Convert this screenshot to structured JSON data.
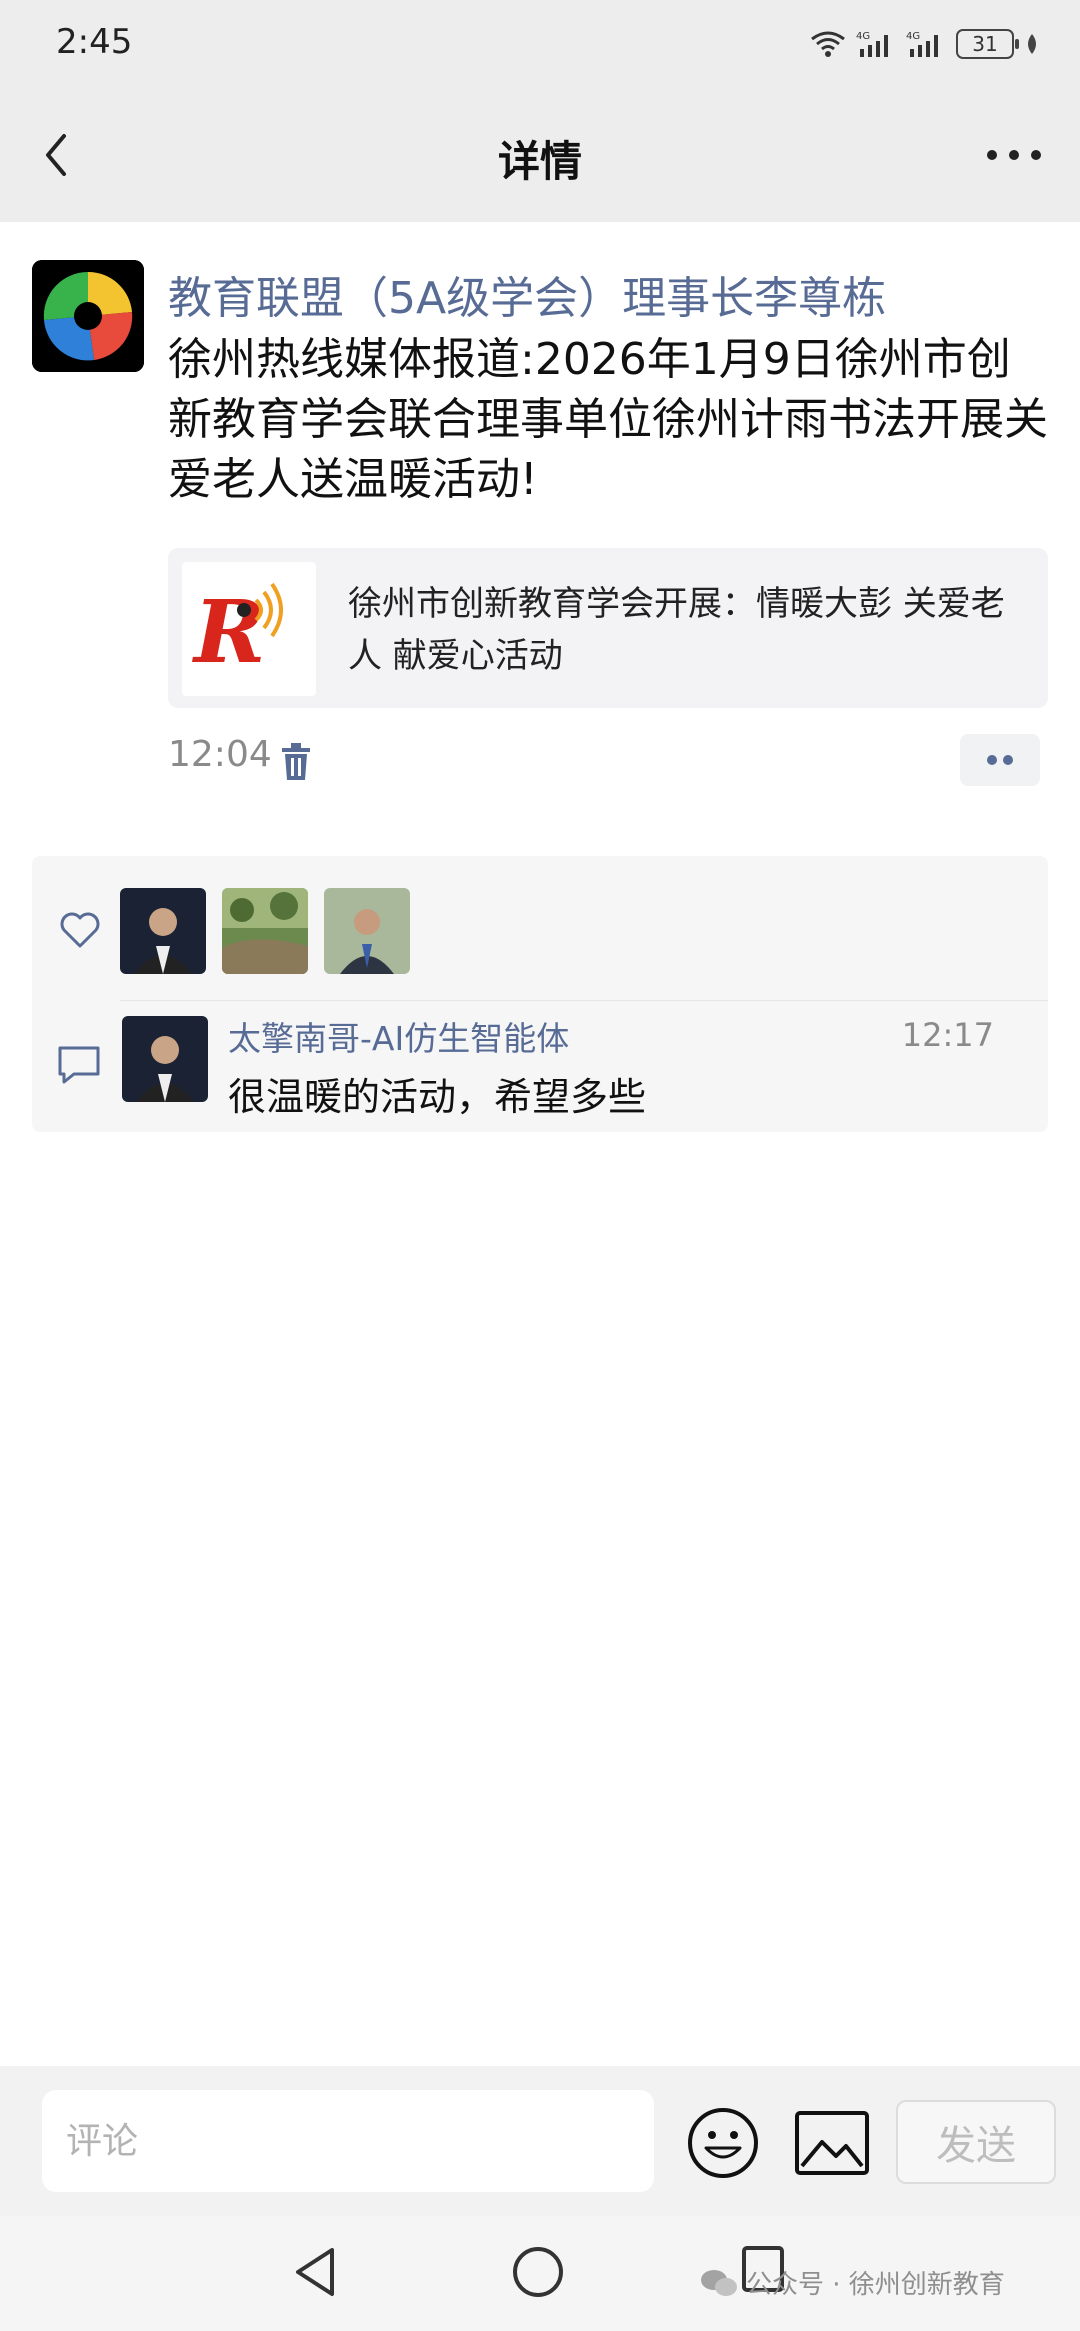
{
  "status": {
    "time": "2:45",
    "battery": "31",
    "network": "4G"
  },
  "header": {
    "title": "详情"
  },
  "post": {
    "author": "教育联盟（5A级学会）理事长李尊栋",
    "text": "徐州热线媒体报道:2026年1月9日徐州市创新教育学会联合理事单位徐州计雨书法开展关爱老人送温暖活动!",
    "link_title": "徐州市创新教育学会开展：情暖大彭 关爱老人 献爱心活动",
    "time": "12:04"
  },
  "comment": {
    "author": "太擎南哥-AI仿生智能体",
    "time": "12:17",
    "text": "很温暖的活动，希望多些"
  },
  "input": {
    "placeholder": "评论",
    "send_label": "发送"
  },
  "watermark": "公众号 · 徐州创新教育",
  "colors": {
    "link_blue": "#576b95",
    "header_bg": "#ededed",
    "panel_bg": "#f6f6f7"
  }
}
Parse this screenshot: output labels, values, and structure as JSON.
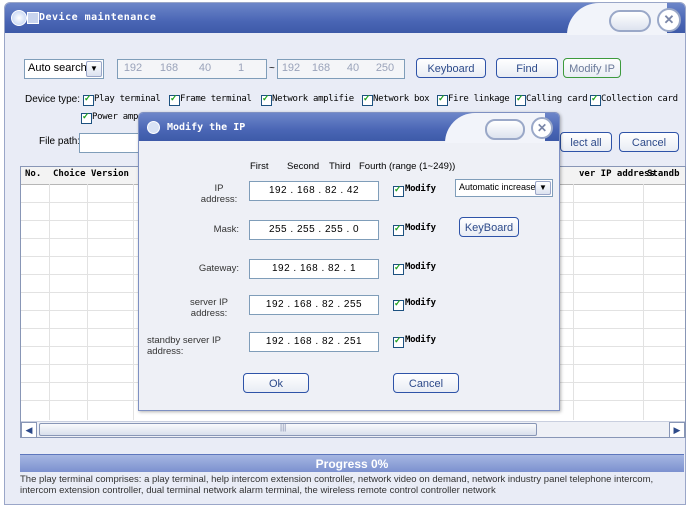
{
  "window": {
    "title": "Device maintenance"
  },
  "toolbar": {
    "search_mode": "Auto search",
    "ip_start": [
      "192",
      "168",
      "40",
      "1"
    ],
    "range_sep": "~",
    "ip_end": [
      "192",
      "168",
      "40",
      "250"
    ],
    "keyboard_label": "Keyboard",
    "find_label": "Find",
    "modify_ip_label": "Modify IP"
  },
  "device_type": {
    "label": "Device type:",
    "options": [
      "Play terminal",
      "Frame terminal",
      "Network amplifie",
      "Network box",
      "Fire linkage",
      "Calling card",
      "Collection card"
    ],
    "row2_options": [
      "Power amp"
    ]
  },
  "file_path": {
    "label": "File path:",
    "select_all_label": "lect all",
    "cancel_label": "Cancel"
  },
  "table": {
    "columns_left": [
      "No.",
      "Choice",
      "Version"
    ],
    "columns_right": [
      "ver IP address",
      "Standb"
    ]
  },
  "scrollbar": {
    "mid_mark": "|||"
  },
  "progress": {
    "label": "Progress 0%"
  },
  "description": "The play terminal comprises: a play terminal, help intercom extension controller, network video on demand, network industry panel telephone intercom, intercom extension controller, dual terminal network alarm terminal, the wireless remote control controller network",
  "dialog": {
    "title": "Modify the IP",
    "header": {
      "first": "First",
      "second": "Second",
      "third": "Third",
      "fourth": "Fourth",
      "range": "(range (1~249))"
    },
    "fields": [
      {
        "label": "IP address:",
        "value": "192 . 168 . 82 . 42",
        "modify": "Modify"
      },
      {
        "label": "Mask:",
        "value": "255 . 255 . 255 . 0",
        "modify": "Modify"
      },
      {
        "label": "Gateway:",
        "value": "192 . 168 . 82 . 1",
        "modify": "Modify"
      },
      {
        "label": "server IP address:",
        "value": "192 . 168 . 82 . 255",
        "modify": "Modify"
      },
      {
        "label": "standby server IP address:",
        "value": "192 . 168 . 82 . 251",
        "modify": "Modify"
      }
    ],
    "auto_increase": "Automatic increase",
    "keyboard_label": "KeyBoard",
    "ok_label": "Ok",
    "cancel_label": "Cancel"
  }
}
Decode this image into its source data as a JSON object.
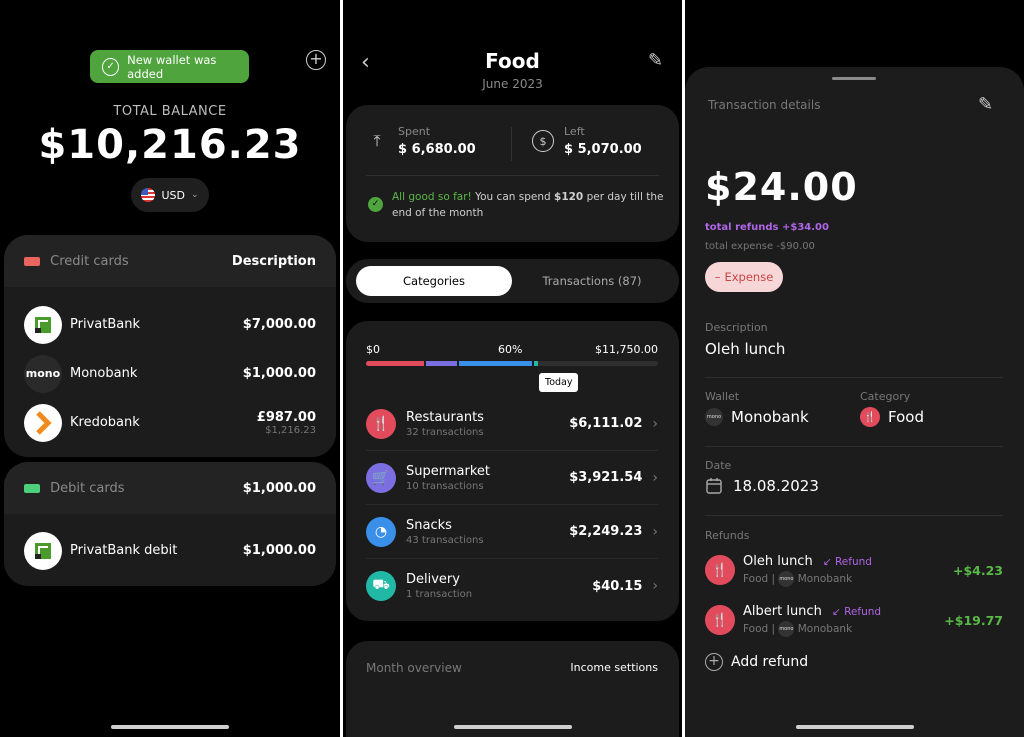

☆ ☆ ☆ ☆

**What to work on**
The answer is one number: how many lines of the material above contain "address".

**Result of the exercise**
4